◆ **What you are asked to do**:
Print the entries below in their entirety, exactly as they are written.

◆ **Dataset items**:
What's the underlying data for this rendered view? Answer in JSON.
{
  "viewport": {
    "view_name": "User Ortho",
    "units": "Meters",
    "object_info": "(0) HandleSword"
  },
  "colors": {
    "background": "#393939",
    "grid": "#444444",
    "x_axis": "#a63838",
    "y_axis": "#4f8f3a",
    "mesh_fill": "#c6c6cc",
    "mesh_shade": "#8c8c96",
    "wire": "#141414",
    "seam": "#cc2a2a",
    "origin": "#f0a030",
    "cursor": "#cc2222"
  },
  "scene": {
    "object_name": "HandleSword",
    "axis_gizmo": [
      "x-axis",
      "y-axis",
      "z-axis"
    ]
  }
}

◆ **Solution to the exercise**:
What's the underlying data for this rendered view? Answer in JSON.
{
  "viewport": {
    "view_name": "User Ortho",
    "units": "Meters",
    "object_info": "(0) HandleSword"
  },
  "colors": {
    "background": "#393939",
    "grid": "#444444",
    "x_axis": "#a63838",
    "y_axis": "#4f8f3a",
    "mesh_fill": "#c6c6cc",
    "mesh_shade": "#8c8c96",
    "wire": "#141414",
    "seam": "#cc2a2a",
    "origin": "#f0a030",
    "cursor": "#cc2222"
  },
  "scene": {
    "object_name": "HandleSword",
    "axis_gizmo": [
      "x-axis",
      "y-axis",
      "z-axis"
    ]
  }
}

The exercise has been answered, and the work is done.